GIVEN RECORDS start

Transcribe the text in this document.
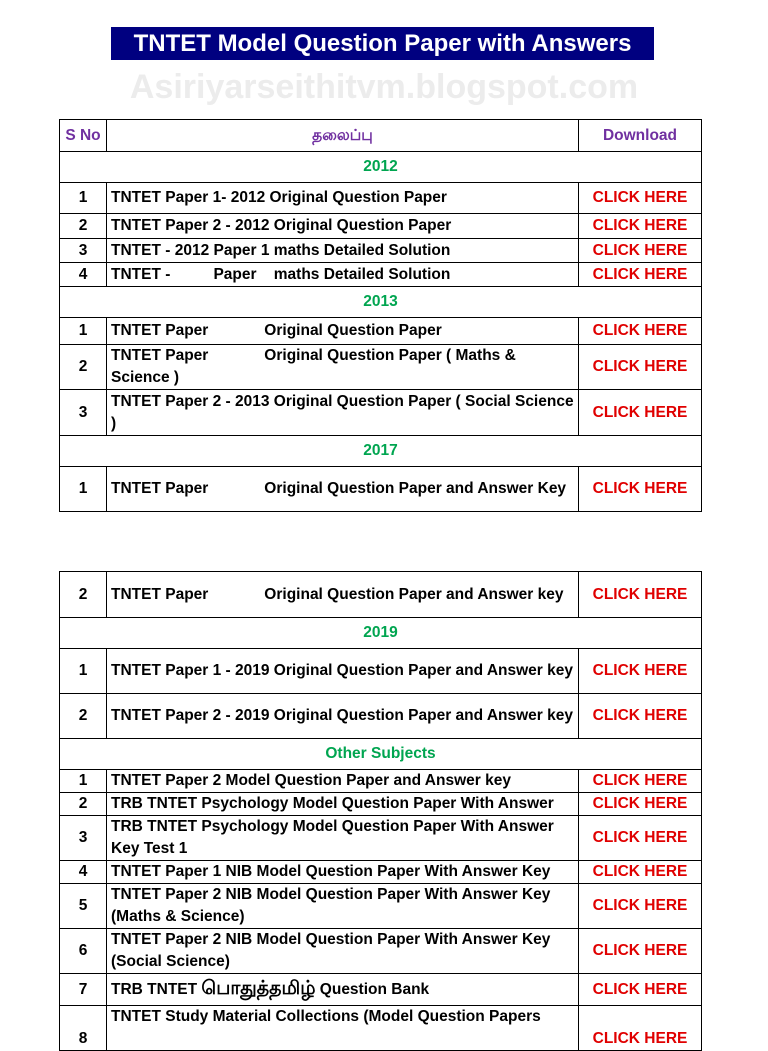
TNTET Model Question Paper with Answers
Asiriyarseithitvm.blogspot.com
S No	தலைப்பு	Download
2012		
1	TNTET Paper 1- 2012 Original Question Paper	CLICK HERE
2	TNTET Paper 2 - 2012 Original Question Paper	CLICK HERE
3	TNTET - 2012 Paper 1 maths Detailed Solution	CLICK HERE
4	TNTET -          Paper    maths Detailed Solution	CLICK HERE
2013		
1	TNTET Paper             Original Question Paper	CLICK HERE
2	TNTET Paper             Original Question Paper ( Maths & Science )	CLICK HERE
3	TNTET Paper 2 - 2013 Original Question Paper ( Social Science )	CLICK HERE
2017		
1	TNTET Paper             Original Question Paper and Answer Key	CLICK HERE
2	TNTET Paper             Original Question Paper and Answer key	CLICK HERE
2019		
1	TNTET Paper 1 - 2019 Original Question Paper and Answer key	CLICK HERE
2	TNTET Paper 2 - 2019 Original Question Paper and Answer key	CLICK HERE
Other Subjects		
1	TNTET Paper 2 Model Question Paper and Answer key	CLICK HERE
2	TRB TNTET Psychology Model Question Paper With Answer	CLICK HERE
3	TRB TNTET Psychology Model Question Paper With Answer Key Test 1	CLICK HERE
4	TNTET Paper 1 NIB Model Question Paper With Answer Key	CLICK HERE
5	TNTET Paper 2 NIB Model Question Paper With Answer Key (Maths & Science)	CLICK HERE
6	TNTET Paper 2 NIB Model Question Paper With Answer Key (Social Science)	CLICK HERE
7	TRB TNTET பொதுத்தமிழ் Question Bank	CLICK HERE
8	TNTET Study Material Collections (Model Question Papers	CLICK HERE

GIVEN RECORDS end

- **GOAL**
All of the data needs repeating exactly, but the pictures do not.

- **COMPLETE RESPONSE**
Transcribe the text in this document.
TNTET Model Question Paper with Answers
Asiriyarseithitvm.blogspot.com
S No	தலைப்பு	Download
2012		
1	TNTET Paper 1- 2012 Original Question Paper	CLICK HERE
2	TNTET Paper 2 - 2012 Original Question Paper	CLICK HERE
3	TNTET - 2012 Paper 1 maths Detailed Solution	CLICK HERE
4	TNTET -          Paper    maths Detailed Solution	CLICK HERE
2013		
1	TNTET Paper             Original Question Paper	CLICK HERE
2	TNTET Paper             Original Question Paper ( Maths & Science )	CLICK HERE
3	TNTET Paper 2 - 2013 Original Question Paper ( Social Science )	CLICK HERE
2017		
1	TNTET Paper             Original Question Paper and Answer Key	CLICK HERE
2	TNTET Paper             Original Question Paper and Answer key	CLICK HERE
2019		
1	TNTET Paper 1 - 2019 Original Question Paper and Answer key	CLICK HERE
2	TNTET Paper 2 - 2019 Original Question Paper and Answer key	CLICK HERE
Other Subjects		
1	TNTET Paper 2 Model Question Paper and Answer key	CLICK HERE
2	TRB TNTET Psychology Model Question Paper With Answer	CLICK HERE
3	TRB TNTET Psychology Model Question Paper With Answer Key Test 1	CLICK HERE
4	TNTET Paper 1 NIB Model Question Paper With Answer Key	CLICK HERE
5	TNTET Paper 2 NIB Model Question Paper With Answer Key (Maths & Science)	CLICK HERE
6	TNTET Paper 2 NIB Model Question Paper With Answer Key (Social Science)	CLICK HERE
7	TRB TNTET பொதுத்தமிழ் Question Bank	CLICK HERE
8	TNTET Study Material Collections (Model Question Papers	CLICK HERE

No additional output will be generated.